#### What the task requires:
Search the data for the word "http". Reproduce every line where it is found.

#### Dataset records:
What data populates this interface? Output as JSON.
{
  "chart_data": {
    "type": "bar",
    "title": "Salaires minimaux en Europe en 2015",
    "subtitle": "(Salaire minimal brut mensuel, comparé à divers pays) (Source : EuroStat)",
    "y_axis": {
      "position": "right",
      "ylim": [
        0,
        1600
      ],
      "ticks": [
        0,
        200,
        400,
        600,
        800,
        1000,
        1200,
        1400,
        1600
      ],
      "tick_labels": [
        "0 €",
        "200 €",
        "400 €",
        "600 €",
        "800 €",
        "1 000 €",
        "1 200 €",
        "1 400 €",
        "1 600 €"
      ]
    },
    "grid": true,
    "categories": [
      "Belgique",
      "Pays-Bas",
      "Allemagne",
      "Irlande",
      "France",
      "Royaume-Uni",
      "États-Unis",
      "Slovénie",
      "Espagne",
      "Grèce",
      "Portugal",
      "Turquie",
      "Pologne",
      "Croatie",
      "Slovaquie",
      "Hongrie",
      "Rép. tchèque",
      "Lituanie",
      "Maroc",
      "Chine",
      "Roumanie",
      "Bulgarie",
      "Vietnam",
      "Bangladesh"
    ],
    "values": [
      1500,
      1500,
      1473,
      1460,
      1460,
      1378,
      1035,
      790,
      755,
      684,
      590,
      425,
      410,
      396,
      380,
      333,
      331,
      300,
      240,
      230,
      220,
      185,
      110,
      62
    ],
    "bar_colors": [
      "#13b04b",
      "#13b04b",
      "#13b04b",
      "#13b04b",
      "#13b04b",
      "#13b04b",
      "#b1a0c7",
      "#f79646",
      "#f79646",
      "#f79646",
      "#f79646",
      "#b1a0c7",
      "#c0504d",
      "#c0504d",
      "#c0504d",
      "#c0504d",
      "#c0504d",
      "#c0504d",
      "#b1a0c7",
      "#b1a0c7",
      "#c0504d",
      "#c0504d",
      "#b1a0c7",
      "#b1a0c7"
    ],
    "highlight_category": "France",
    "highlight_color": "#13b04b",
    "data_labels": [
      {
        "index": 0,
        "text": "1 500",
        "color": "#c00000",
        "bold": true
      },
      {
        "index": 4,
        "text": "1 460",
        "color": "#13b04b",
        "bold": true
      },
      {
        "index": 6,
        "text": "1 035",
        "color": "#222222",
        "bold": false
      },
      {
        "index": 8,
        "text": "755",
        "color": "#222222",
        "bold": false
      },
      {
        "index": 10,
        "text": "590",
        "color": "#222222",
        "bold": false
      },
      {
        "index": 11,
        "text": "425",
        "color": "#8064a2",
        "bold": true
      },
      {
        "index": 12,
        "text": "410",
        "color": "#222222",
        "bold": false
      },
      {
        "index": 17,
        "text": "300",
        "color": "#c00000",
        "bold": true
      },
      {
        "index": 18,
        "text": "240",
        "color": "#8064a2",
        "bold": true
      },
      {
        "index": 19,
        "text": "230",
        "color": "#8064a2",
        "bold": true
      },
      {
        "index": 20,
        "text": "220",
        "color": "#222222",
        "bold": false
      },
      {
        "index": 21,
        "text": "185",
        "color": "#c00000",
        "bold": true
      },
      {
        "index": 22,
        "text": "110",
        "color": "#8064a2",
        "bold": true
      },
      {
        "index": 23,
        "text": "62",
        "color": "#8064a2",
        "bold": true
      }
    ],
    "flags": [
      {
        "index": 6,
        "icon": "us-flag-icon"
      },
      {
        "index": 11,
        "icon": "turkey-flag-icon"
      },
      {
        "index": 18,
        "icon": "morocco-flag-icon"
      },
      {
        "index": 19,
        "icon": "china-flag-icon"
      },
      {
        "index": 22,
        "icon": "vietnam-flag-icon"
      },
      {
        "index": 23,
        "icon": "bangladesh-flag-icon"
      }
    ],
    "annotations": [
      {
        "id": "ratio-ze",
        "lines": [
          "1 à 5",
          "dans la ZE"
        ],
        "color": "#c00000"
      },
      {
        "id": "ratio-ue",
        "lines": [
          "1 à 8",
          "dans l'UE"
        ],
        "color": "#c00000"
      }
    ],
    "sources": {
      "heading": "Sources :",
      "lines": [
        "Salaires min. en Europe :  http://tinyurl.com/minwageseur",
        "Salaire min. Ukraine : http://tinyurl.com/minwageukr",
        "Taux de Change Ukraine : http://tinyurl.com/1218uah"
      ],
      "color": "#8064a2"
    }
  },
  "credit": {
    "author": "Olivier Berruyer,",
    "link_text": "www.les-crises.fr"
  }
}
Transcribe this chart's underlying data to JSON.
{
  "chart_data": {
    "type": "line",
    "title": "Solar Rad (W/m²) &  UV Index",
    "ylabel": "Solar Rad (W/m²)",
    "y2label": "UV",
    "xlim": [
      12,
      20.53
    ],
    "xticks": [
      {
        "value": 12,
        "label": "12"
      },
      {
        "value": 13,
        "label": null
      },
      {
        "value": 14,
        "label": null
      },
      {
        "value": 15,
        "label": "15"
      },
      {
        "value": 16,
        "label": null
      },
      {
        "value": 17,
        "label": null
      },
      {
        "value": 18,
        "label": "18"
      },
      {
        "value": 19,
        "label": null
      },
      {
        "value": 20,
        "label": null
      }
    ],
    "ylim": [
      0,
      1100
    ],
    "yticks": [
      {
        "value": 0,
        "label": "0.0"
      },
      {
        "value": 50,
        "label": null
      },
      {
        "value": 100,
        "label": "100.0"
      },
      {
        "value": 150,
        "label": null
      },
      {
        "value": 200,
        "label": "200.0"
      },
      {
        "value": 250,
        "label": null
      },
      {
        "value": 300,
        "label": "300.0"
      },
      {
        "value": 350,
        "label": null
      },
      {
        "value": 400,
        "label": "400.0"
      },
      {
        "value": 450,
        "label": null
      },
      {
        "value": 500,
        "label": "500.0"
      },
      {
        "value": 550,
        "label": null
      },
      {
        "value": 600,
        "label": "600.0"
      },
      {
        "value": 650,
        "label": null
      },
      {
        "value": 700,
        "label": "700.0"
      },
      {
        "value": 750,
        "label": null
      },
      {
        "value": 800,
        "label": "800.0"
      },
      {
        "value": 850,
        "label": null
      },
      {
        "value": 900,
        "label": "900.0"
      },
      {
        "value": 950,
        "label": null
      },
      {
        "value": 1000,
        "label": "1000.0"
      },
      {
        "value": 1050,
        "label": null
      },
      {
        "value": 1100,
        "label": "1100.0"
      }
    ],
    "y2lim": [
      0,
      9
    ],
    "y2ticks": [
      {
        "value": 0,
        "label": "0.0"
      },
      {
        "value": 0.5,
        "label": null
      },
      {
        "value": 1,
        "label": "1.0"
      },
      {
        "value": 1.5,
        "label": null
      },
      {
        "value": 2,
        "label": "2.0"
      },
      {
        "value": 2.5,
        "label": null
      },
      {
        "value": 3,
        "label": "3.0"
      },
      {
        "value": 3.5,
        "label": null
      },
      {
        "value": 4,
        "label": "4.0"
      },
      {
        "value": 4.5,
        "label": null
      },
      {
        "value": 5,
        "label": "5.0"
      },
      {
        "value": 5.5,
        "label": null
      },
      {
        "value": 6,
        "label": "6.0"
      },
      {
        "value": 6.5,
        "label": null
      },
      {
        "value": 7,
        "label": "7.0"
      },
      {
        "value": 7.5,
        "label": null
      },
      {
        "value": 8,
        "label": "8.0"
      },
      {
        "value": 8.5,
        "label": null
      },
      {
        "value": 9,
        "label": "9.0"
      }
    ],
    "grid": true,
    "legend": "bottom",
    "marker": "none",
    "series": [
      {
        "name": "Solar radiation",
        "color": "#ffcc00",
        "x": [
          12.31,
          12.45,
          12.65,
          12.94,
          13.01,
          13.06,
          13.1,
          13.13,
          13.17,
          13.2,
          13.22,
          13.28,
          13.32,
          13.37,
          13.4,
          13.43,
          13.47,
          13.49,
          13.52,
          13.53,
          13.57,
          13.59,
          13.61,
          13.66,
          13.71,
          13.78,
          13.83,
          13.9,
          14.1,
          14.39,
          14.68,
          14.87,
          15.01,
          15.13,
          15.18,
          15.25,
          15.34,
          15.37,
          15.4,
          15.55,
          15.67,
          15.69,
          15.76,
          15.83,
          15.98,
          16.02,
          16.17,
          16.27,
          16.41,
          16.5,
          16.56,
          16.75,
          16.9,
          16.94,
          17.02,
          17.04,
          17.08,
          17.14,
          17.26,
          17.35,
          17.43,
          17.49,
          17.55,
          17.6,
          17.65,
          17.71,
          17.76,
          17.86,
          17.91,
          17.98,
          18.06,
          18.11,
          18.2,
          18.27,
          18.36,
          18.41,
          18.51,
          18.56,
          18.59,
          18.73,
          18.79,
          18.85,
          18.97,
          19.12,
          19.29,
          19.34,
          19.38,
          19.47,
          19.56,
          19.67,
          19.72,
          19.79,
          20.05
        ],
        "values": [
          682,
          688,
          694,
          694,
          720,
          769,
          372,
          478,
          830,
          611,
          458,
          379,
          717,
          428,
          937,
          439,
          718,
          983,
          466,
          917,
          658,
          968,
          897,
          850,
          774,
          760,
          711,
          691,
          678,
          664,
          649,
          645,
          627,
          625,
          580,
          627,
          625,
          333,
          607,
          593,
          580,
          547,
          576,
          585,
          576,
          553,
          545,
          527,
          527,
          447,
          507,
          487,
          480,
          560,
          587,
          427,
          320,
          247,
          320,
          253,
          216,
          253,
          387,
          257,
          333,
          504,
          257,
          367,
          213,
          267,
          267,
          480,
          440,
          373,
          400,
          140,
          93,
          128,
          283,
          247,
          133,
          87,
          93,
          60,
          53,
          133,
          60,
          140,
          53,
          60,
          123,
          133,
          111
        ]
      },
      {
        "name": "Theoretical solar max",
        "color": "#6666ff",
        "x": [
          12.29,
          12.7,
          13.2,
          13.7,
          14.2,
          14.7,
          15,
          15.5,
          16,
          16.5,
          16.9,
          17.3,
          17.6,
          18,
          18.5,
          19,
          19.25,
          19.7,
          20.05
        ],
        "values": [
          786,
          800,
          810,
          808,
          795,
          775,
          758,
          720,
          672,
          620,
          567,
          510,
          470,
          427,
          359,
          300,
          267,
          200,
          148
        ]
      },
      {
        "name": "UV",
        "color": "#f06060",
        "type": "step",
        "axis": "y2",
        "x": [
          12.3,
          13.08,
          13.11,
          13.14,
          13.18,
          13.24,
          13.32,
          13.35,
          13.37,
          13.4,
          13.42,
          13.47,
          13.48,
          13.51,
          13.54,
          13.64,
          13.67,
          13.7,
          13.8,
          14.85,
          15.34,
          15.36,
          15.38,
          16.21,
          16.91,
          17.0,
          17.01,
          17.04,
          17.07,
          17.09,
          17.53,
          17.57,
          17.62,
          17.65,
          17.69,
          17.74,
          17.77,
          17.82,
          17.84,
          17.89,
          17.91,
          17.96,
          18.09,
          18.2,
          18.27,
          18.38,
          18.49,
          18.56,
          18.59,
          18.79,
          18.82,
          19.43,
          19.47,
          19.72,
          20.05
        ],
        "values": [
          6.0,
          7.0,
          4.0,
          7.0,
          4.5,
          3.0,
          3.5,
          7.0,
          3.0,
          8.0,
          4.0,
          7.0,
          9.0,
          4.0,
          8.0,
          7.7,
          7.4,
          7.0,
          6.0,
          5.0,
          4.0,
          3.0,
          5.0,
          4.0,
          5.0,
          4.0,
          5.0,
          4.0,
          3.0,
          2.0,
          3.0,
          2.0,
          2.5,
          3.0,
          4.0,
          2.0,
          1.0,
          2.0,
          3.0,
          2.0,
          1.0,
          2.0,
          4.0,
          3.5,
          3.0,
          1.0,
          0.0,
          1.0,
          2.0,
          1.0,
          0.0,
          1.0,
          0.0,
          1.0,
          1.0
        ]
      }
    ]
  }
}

#### Full output:
        "Salaires min. en Europe :  http://tinyurl.com/minwageseur",
        "Salaire min. Ukraine : http://tinyurl.com/minwageukr",
        "Taux de Change Ukraine : http://tinyurl.com/1218uah"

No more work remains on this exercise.